Entries from a visual dataset
════════════════════
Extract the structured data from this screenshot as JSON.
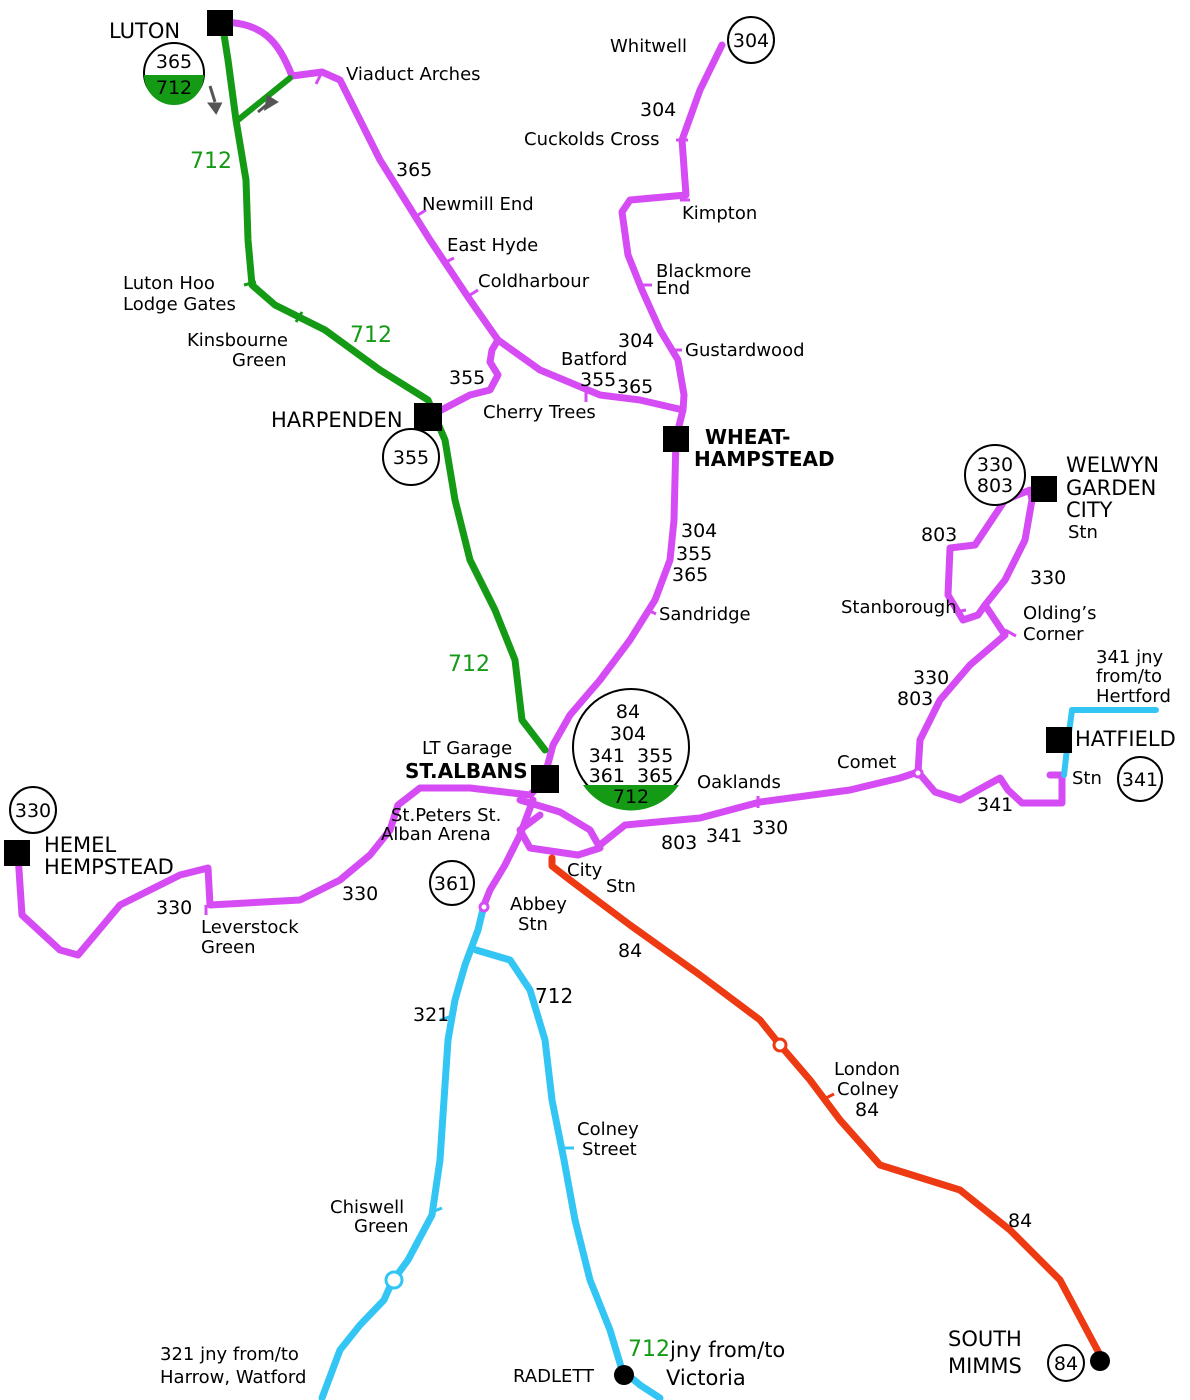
{
  "colors": {
    "purple": "#d64cf4",
    "green": "#159a16",
    "blue": "#33c6f5",
    "red": "#ee3a12",
    "yellow": "#ffff44",
    "black": "#000000"
  },
  "towns": {
    "luton": "LUTON",
    "harpenden": "HARPENDEN",
    "wheat1": "WHEAT-",
    "wheat2": "HAMPSTEAD",
    "stalbans": "ST.ALBANS",
    "hemel1": "HEMEL",
    "hemel2": "HEMPSTEAD",
    "welwyn1": "WELWYN",
    "welwyn2": "GARDEN",
    "welwyn3": "CITY",
    "welwyn4": "Stn",
    "hatfield": "HATFIELD",
    "hatfield_stn": "Stn",
    "southmimms1": "SOUTH",
    "southmimms2": "MIMMS",
    "radlett": "RADLETT"
  },
  "stops": {
    "viaduct": "Viaduct Arches",
    "whitwell": "Whitwell",
    "cuckolds": "Cuckolds Cross",
    "kimpton": "Kimpton",
    "newmill": "Newmill End",
    "easthyde": "East Hyde",
    "coldharbour": "Coldharbour",
    "blackmore1": "Blackmore",
    "blackmore2": "End",
    "gustardwood": "Gustardwood",
    "lutonhoo1": "Luton Hoo",
    "lutonhoo2": "Lodge Gates",
    "kinsbourne1": "Kinsbourne",
    "kinsbourne2": "Green",
    "batford": "Batford",
    "cherrytrees": "Cherry Trees",
    "sandridge": "Sandridge",
    "stanborough": "Stanborough",
    "oldings1": "Olding’s",
    "oldings2": "Corner",
    "ltgarage": "LT Garage",
    "oaklands": "Oaklands",
    "comet": "Comet",
    "stpeters": "St.Peters St.",
    "albanarena": "Alban Arena",
    "city": "City",
    "citystn": "Stn",
    "abbey1": "Abbey",
    "abbey2": "Stn",
    "leverstock1": "Leverstock",
    "leverstock2": "Green",
    "londoncolney1": "London",
    "londoncolney2": "Colney",
    "colneystreet1": "Colney",
    "colneystreet2": "Street",
    "chiswell1": "Chiswell",
    "chiswell2": "Green"
  },
  "notes": {
    "hertford1": "341 jny",
    "hertford2": "from/to",
    "hertford3": "Hertford",
    "harrow1": "321 jny from/to",
    "harrow2": "Harrow, Watford",
    "victoria_route": "712",
    "victoria1": "jny from/to",
    "victoria2": "Victoria"
  },
  "route_labels": {
    "r712": "712",
    "r365": "365",
    "r304": "304",
    "r355": "355",
    "r330": "330",
    "r803": "803",
    "r341": "341",
    "r84": "84",
    "r321": "321",
    "r361": "361"
  },
  "badges": {
    "luton_top": "365",
    "luton_bottom": "712",
    "whitwell": "304",
    "harpenden": "355",
    "welwyn_top": "330",
    "welwyn_bottom": "803",
    "hemel": "330",
    "hatfield": "341",
    "abbey": "361",
    "southmimms": "84",
    "stalbans_row1": "84",
    "stalbans_row2": "304",
    "stalbans_row3": "341  355",
    "stalbans_row4": "361  365",
    "stalbans_row5": "712"
  }
}
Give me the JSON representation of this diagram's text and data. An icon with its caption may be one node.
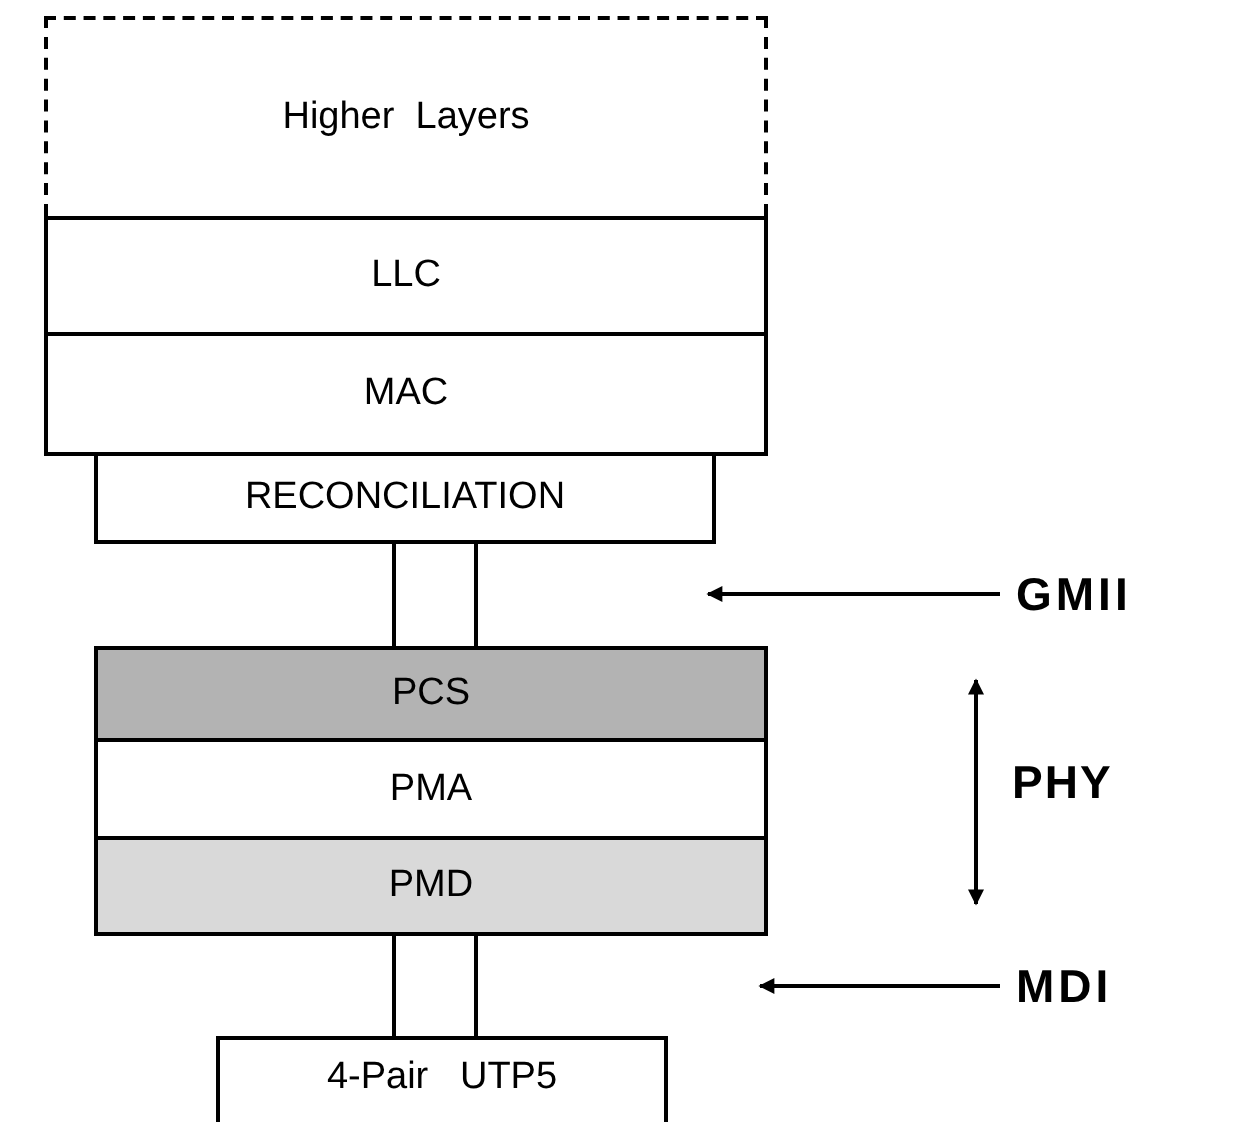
{
  "diagram": {
    "nodes": [
      {
        "text": [
          "Higher  Layers"
        ]
      },
      {
        "text": [
          "LLC"
        ]
      },
      {
        "text": [
          "MAC"
        ]
      },
      {
        "text": [
          "RECONCILIATION"
        ]
      },
      {
        "text": [
          "PCS"
        ]
      },
      {
        "text": [
          "PMA"
        ]
      },
      {
        "text": [
          "PMD"
        ]
      },
      {
        "text": [
          "4-Pair   UTP5"
        ]
      },
      {
        "text": [
          "GMII"
        ]
      },
      {
        "text": [
          "MDI"
        ]
      }
    ],
    "edges": [
      {
        "from": 3,
        "to": 4,
        "arrow": "none"
      },
      {
        "from": 3,
        "to": 4,
        "arrow": "none"
      },
      {
        "from": 6,
        "to": 7,
        "arrow": "none"
      },
      {
        "from": 6,
        "to": 7,
        "arrow": "none"
      },
      {
        "from": 8,
        "to": 3,
        "arrow": "to"
      },
      {
        "from": 9,
        "to": 6,
        "arrow": "to"
      }
    ],
    "labels": [
      "PHY"
    ]
  }
}
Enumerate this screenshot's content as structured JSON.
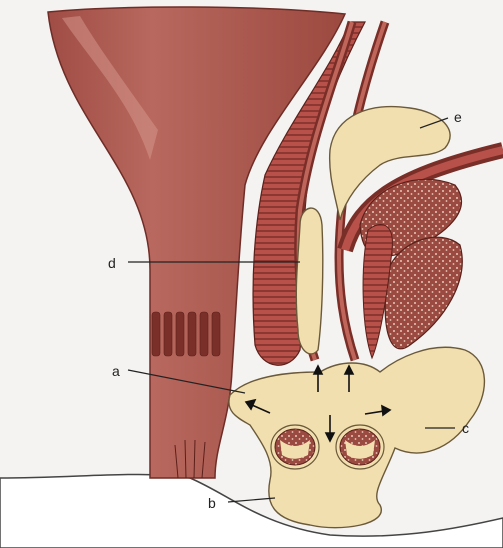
{
  "figure": {
    "labels": {
      "a": "a",
      "b": "b",
      "c": "c",
      "d": "d",
      "e": "e"
    },
    "colors": {
      "background": "#f4f3f1",
      "rectum": "#a7564c",
      "muscle": "#b04a40",
      "muscle_stripe": "#7a2e28",
      "fat": "#f2dfb0",
      "fat_outline": "#6b5a3a",
      "gland": "#8e3f36",
      "skin": "#ffffff"
    }
  }
}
════════════════════
● **Given task**
In your copy of the records, include no pictures; repeat everything else exactly.

● **Full solution**
Extract the structured data from this screenshot as JSON.
{
  "colors": {
    "purple": "#d64cf4",
    "green": "#159a16",
    "blue": "#33c6f5",
    "red": "#ee3a12",
    "yellow": "#ffff44",
    "black": "#000000"
  },
  "towns": {
    "luton": "LUTON",
    "harpenden": "HARPENDEN",
    "wheat1": "WHEAT-",
    "wheat2": "HAMPSTEAD",
    "stalbans": "ST.ALBANS",
    "hemel1": "HEMEL",
    "hemel2": "HEMPSTEAD",
    "welwyn1": "WELWYN",
    "welwyn2": "GARDEN",
    "welwyn3": "CITY",
    "welwyn4": "Stn",
    "hatfield": "HATFIELD",
    "hatfield_stn": "Stn",
    "southmimms1": "SOUTH",
    "southmimms2": "MIMMS",
    "radlett": "RADLETT"
  },
  "stops": {
    "viaduct": "Viaduct Arches",
    "whitwell": "Whitwell",
    "cuckolds": "Cuckolds Cross",
    "kimpton": "Kimpton",
    "newmill": "Newmill End",
    "easthyde": "East Hyde",
    "coldharbour": "Coldharbour",
    "blackmore1": "Blackmore",
    "blackmore2": "End",
    "gustardwood": "Gustardwood",
    "lutonhoo1": "Luton Hoo",
    "lutonhoo2": "Lodge Gates",
    "kinsbourne1": "Kinsbourne",
    "kinsbourne2": "Green",
    "batford": "Batford",
    "cherrytrees": "Cherry Trees",
    "sandridge": "Sandridge",
    "stanborough": "Stanborough",
    "oldings1": "Olding’s",
    "oldings2": "Corner",
    "ltgarage": "LT Garage",
    "oaklands": "Oaklands",
    "comet": "Comet",
    "stpeters": "St.Peters St.",
    "albanarena": "Alban Arena",
    "city": "City",
    "citystn": "Stn",
    "abbey1": "Abbey",
    "abbey2": "Stn",
    "leverstock1": "Leverstock",
    "leverstock2": "Green",
    "londoncolney1": "London",
    "londoncolney2": "Colney",
    "colneystreet1": "Colney",
    "colneystreet2": "Street",
    "chiswell1": "Chiswell",
    "chiswell2": "Green"
  },
  "notes": {
    "hertford1": "341 jny",
    "hertford2": "from/to",
    "hertford3": "Hertford",
    "harrow1": "321 jny from/to",
    "harrow2": "Harrow, Watford",
    "victoria_route": "712",
    "victoria1": "jny from/to",
    "victoria2": "Victoria"
  },
  "route_labels": {
    "r712": "712",
    "r365": "365",
    "r304": "304",
    "r355": "355",
    "r330": "330",
    "r803": "803",
    "r341": "341",
    "r84": "84",
    "r321": "321",
    "r361": "361"
  },
  "badges": {
    "luton_top": "365",
    "luton_bottom": "712",
    "whitwell": "304",
    "harpenden": "355",
    "welwyn_top": "330",
    "welwyn_bottom": "803",
    "hemel": "330",
    "hatfield": "341",
    "abbey": "361",
    "southmimms": "84",
    "stalbans_row1": "84",
    "stalbans_row2": "304",
    "stalbans_row3": "341  355",
    "stalbans_row4": "361  365",
    "stalbans_row5": "712"
  }
}
Give me the JSON representation of this diagram's text and data. An icon with its caption may be one node.
{
  "diagram": {
    "nodes": [
      {
        "text": [
          "Higher  Layers"
        ]
      },
      {
        "text": [
          "LLC"
        ]
      },
      {
        "text": [
          "MAC"
        ]
      },
      {
        "text": [
          "RECONCILIATION"
        ]
      },
      {
        "text": [
          "PCS"
        ]
      },
      {
        "text": [
          "PMA"
        ]
      },
      {
        "text": [
          "PMD"
        ]
      },
      {
        "text": [
          "4-Pair   UTP5"
        ]
      },
      {
        "text": [
          "GMII"
        ]
      },
      {
        "text": [
          "MDI"
        ]
      }
    ],
    "edges": [
      {
        "from": 3,
        "to": 4,
        "arrow": "none"
      },
      {
        "from": 3,
        "to": 4,
        "arrow": "none"
      },
      {
        "from": 6,
        "to": 7,
        "arrow": "none"
      },
      {
        "from": 6,
        "to": 7,
        "arrow": "none"
      },
      {
        "from": 8,
        "to": 3,
        "arrow": "to"
      },
      {
        "from": 9,
        "to": 6,
        "arrow": "to"
      }
    ],
    "labels": [
      "PHY"
    ]
  }
}
Enumerate this screenshot's content as structured JSON.
{
  "figure": {
    "labels": {
      "a": "a",
      "b": "b",
      "c": "c",
      "d": "d",
      "e": "e"
    },
    "colors": {
      "background": "#f4f3f1",
      "rectum": "#a7564c",
      "muscle": "#b04a40",
      "muscle_stripe": "#7a2e28",
      "fat": "#f2dfb0",
      "fat_outline": "#6b5a3a",
      "gland": "#8e3f36",
      "skin": "#ffffff"
    }
  }
}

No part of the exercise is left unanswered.